» GOAL OF THE EXERCISE
Take every line from the listing below that includes "center" and copy it.

(A block of data)

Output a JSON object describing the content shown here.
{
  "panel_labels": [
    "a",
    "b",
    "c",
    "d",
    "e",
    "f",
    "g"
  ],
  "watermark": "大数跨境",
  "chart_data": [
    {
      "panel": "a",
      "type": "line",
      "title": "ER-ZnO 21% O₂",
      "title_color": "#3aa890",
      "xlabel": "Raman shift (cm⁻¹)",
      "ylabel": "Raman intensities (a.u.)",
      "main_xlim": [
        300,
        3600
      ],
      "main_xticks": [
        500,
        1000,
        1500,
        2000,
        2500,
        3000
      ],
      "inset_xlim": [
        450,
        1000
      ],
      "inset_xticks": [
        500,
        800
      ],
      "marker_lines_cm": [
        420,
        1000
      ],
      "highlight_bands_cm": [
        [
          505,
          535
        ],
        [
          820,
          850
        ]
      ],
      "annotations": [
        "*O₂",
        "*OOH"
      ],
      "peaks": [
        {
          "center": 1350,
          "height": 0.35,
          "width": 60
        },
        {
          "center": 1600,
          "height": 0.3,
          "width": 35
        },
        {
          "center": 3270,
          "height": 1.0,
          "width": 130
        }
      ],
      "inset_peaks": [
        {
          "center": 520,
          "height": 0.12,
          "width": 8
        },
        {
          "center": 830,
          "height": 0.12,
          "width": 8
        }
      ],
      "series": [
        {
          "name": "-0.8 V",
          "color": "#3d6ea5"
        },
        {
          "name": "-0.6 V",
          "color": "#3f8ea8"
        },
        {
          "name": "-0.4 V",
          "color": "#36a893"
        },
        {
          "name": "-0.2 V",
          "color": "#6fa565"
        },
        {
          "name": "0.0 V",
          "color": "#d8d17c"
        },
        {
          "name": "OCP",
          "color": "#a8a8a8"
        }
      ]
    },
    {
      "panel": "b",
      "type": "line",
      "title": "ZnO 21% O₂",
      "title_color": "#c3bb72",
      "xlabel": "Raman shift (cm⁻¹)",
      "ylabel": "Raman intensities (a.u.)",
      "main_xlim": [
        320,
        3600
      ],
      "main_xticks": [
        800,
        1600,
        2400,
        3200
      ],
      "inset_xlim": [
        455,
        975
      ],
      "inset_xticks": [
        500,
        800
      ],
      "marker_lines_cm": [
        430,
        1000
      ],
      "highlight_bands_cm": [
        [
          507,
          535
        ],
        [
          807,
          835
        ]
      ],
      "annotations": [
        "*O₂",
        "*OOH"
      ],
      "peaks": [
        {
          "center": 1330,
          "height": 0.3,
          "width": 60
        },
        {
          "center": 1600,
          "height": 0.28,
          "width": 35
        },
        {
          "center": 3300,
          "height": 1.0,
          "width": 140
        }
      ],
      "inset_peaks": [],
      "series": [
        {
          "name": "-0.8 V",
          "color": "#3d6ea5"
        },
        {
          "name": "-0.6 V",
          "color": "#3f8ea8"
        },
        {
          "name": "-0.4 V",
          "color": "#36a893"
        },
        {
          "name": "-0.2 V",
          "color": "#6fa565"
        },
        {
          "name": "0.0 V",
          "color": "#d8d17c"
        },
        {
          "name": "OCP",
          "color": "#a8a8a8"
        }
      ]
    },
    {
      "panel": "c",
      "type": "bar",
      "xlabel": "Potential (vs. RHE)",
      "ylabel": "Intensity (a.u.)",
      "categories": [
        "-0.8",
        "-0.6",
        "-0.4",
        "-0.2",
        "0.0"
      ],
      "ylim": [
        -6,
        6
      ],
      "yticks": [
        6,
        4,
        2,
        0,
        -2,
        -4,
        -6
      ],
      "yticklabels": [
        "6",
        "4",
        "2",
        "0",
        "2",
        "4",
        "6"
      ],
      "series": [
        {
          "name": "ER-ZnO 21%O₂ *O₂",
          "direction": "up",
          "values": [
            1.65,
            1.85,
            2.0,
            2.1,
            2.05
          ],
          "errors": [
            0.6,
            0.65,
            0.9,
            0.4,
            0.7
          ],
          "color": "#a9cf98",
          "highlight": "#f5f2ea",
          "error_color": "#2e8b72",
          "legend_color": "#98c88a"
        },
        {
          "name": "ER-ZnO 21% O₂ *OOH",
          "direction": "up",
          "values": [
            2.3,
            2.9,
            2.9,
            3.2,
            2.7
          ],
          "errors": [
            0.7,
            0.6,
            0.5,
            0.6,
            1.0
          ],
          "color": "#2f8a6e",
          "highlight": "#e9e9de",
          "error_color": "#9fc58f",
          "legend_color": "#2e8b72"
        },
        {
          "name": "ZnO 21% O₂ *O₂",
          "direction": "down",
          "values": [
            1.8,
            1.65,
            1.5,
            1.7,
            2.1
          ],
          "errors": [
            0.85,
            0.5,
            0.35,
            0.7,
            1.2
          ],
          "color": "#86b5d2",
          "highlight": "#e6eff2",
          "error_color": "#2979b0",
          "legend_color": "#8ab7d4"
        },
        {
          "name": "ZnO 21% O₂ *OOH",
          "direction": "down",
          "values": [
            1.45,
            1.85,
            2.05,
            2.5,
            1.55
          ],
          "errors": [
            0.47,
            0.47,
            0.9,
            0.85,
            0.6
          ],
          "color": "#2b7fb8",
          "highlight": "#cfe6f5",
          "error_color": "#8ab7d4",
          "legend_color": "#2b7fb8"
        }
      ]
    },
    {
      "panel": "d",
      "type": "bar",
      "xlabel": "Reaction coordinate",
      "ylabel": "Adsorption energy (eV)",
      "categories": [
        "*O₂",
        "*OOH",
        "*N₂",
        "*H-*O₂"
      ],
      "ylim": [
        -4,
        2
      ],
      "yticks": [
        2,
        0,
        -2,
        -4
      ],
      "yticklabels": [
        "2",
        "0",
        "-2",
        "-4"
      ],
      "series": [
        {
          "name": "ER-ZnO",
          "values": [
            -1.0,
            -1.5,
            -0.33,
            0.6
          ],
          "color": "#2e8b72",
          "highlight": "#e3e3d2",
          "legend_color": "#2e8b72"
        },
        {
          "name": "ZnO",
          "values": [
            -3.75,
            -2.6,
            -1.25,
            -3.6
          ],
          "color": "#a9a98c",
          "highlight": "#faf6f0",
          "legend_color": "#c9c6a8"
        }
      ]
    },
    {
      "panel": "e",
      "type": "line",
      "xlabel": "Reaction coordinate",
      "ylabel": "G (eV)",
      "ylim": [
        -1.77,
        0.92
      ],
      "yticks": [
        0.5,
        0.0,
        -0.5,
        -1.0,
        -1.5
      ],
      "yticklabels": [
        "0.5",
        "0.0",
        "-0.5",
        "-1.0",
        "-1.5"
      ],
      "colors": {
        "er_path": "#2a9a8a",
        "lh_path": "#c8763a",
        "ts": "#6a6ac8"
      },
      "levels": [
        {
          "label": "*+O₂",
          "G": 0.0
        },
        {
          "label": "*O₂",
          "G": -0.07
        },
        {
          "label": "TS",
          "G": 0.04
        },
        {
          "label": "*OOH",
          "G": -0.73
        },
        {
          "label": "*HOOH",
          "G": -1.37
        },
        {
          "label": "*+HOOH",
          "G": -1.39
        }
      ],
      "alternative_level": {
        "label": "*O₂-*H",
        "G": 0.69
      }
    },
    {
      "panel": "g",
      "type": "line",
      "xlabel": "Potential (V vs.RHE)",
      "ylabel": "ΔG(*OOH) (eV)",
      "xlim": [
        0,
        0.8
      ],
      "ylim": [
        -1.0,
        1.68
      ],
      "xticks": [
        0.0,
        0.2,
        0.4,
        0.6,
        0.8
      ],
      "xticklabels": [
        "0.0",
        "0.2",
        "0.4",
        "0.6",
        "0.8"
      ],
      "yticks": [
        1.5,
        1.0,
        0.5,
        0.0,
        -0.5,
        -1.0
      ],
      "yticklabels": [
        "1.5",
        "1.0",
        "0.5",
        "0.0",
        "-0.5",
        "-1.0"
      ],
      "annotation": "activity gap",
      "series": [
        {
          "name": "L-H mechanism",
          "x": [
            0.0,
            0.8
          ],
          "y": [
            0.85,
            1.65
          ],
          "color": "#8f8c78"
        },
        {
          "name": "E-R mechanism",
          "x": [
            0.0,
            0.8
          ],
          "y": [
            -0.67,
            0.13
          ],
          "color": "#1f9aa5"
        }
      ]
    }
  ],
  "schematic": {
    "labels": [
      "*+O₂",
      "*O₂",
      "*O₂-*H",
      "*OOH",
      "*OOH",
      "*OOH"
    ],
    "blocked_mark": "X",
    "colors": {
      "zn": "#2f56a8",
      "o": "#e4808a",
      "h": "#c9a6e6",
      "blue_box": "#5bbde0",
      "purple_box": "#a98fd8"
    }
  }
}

» SOLUTION
          "center": 1350,
          "center": 1600,
          "center": 3270,
          "center": 520,
          "center": 830,
          "center": 1330,
          "center": 1600,
          "center": 3300,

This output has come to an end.